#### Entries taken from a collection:
====
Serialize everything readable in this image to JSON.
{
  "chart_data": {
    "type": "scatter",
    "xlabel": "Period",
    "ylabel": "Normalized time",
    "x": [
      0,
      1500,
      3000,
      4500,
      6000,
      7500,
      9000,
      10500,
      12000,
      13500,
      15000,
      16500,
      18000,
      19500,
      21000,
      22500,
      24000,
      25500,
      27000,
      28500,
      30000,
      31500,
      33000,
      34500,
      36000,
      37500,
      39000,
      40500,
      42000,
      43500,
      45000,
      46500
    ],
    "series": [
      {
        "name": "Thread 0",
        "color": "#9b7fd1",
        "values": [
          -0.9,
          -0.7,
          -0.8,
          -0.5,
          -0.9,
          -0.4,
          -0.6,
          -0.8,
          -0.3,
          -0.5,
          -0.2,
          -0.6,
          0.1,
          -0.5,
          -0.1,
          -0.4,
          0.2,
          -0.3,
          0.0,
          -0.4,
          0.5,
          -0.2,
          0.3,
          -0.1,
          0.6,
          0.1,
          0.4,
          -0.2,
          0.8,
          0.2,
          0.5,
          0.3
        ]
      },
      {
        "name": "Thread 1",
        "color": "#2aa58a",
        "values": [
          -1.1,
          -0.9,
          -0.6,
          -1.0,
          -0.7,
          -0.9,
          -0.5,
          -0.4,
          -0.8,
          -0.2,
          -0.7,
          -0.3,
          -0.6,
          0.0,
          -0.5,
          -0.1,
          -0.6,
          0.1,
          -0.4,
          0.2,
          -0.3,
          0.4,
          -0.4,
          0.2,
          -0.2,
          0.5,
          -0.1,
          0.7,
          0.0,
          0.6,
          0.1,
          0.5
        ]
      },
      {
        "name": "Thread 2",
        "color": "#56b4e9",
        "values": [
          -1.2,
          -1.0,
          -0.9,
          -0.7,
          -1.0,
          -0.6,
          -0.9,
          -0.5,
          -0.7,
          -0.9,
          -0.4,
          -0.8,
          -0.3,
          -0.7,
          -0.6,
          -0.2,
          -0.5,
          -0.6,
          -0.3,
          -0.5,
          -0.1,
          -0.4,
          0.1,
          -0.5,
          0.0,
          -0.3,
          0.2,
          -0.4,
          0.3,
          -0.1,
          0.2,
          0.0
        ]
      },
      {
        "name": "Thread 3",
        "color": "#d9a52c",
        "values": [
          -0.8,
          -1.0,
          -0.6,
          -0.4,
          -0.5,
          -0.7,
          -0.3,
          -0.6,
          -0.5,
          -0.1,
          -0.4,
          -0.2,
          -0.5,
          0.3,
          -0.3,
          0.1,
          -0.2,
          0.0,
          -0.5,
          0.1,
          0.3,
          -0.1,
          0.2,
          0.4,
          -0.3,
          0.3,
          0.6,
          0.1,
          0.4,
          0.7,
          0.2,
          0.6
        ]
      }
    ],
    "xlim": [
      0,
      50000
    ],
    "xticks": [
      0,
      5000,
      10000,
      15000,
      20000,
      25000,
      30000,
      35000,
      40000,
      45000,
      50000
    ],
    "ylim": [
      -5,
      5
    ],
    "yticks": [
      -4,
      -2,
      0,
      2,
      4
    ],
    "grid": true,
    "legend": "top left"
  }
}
====
#### WHAT YOU SHOULD DO:
Write out every entry again exactly, please, with nothing missing.

#### CORRECT ANSWER:
Serialize everything readable in this image to JSON.
{
  "chart_data": {
    "type": "scatter",
    "xlabel": "Period",
    "ylabel": "Normalized time",
    "x": [
      0,
      1500,
      3000,
      4500,
      6000,
      7500,
      9000,
      10500,
      12000,
      13500,
      15000,
      16500,
      18000,
      19500,
      21000,
      22500,
      24000,
      25500,
      27000,
      28500,
      30000,
      31500,
      33000,
      34500,
      36000,
      37500,
      39000,
      40500,
      42000,
      43500,
      45000,
      46500
    ],
    "series": [
      {
        "name": "Thread 0",
        "color": "#9b7fd1",
        "values": [
          -0.9,
          -0.7,
          -0.8,
          -0.5,
          -0.9,
          -0.4,
          -0.6,
          -0.8,
          -0.3,
          -0.5,
          -0.2,
          -0.6,
          0.1,
          -0.5,
          -0.1,
          -0.4,
          0.2,
          -0.3,
          0.0,
          -0.4,
          0.5,
          -0.2,
          0.3,
          -0.1,
          0.6,
          0.1,
          0.4,
          -0.2,
          0.8,
          0.2,
          0.5,
          0.3
        ]
      },
      {
        "name": "Thread 1",
        "color": "#2aa58a",
        "values": [
          -1.1,
          -0.9,
          -0.6,
          -1.0,
          -0.7,
          -0.9,
          -0.5,
          -0.4,
          -0.8,
          -0.2,
          -0.7,
          -0.3,
          -0.6,
          0.0,
          -0.5,
          -0.1,
          -0.6,
          0.1,
          -0.4,
          0.2,
          -0.3,
          0.4,
          -0.4,
          0.2,
          -0.2,
          0.5,
          -0.1,
          0.7,
          0.0,
          0.6,
          0.1,
          0.5
        ]
      },
      {
        "name": "Thread 2",
        "color": "#56b4e9",
        "values": [
          -1.2,
          -1.0,
          -0.9,
          -0.7,
          -1.0,
          -0.6,
          -0.9,
          -0.5,
          -0.7,
          -0.9,
          -0.4,
          -0.8,
          -0.3,
          -0.7,
          -0.6,
          -0.2,
          -0.5,
          -0.6,
          -0.3,
          -0.5,
          -0.1,
          -0.4,
          0.1,
          -0.5,
          0.0,
          -0.3,
          0.2,
          -0.4,
          0.3,
          -0.1,
          0.2,
          0.0
        ]
      },
      {
        "name": "Thread 3",
        "color": "#d9a52c",
        "values": [
          -0.8,
          -1.0,
          -0.6,
          -0.4,
          -0.5,
          -0.7,
          -0.3,
          -0.6,
          -0.5,
          -0.1,
          -0.4,
          -0.2,
          -0.5,
          0.3,
          -0.3,
          0.1,
          -0.2,
          0.0,
          -0.5,
          0.1,
          0.3,
          -0.1,
          0.2,
          0.4,
          -0.3,
          0.3,
          0.6,
          0.1,
          0.4,
          0.7,
          0.2,
          0.6
        ]
      }
    ],
    "xlim": [
      0,
      50000
    ],
    "xticks": [
      0,
      5000,
      10000,
      15000,
      20000,
      25000,
      30000,
      35000,
      40000,
      45000,
      50000
    ],
    "ylim": [
      -5,
      5
    ],
    "yticks": [
      -4,
      -2,
      0,
      2,
      4
    ],
    "grid": true,
    "legend": "top left"
  }
}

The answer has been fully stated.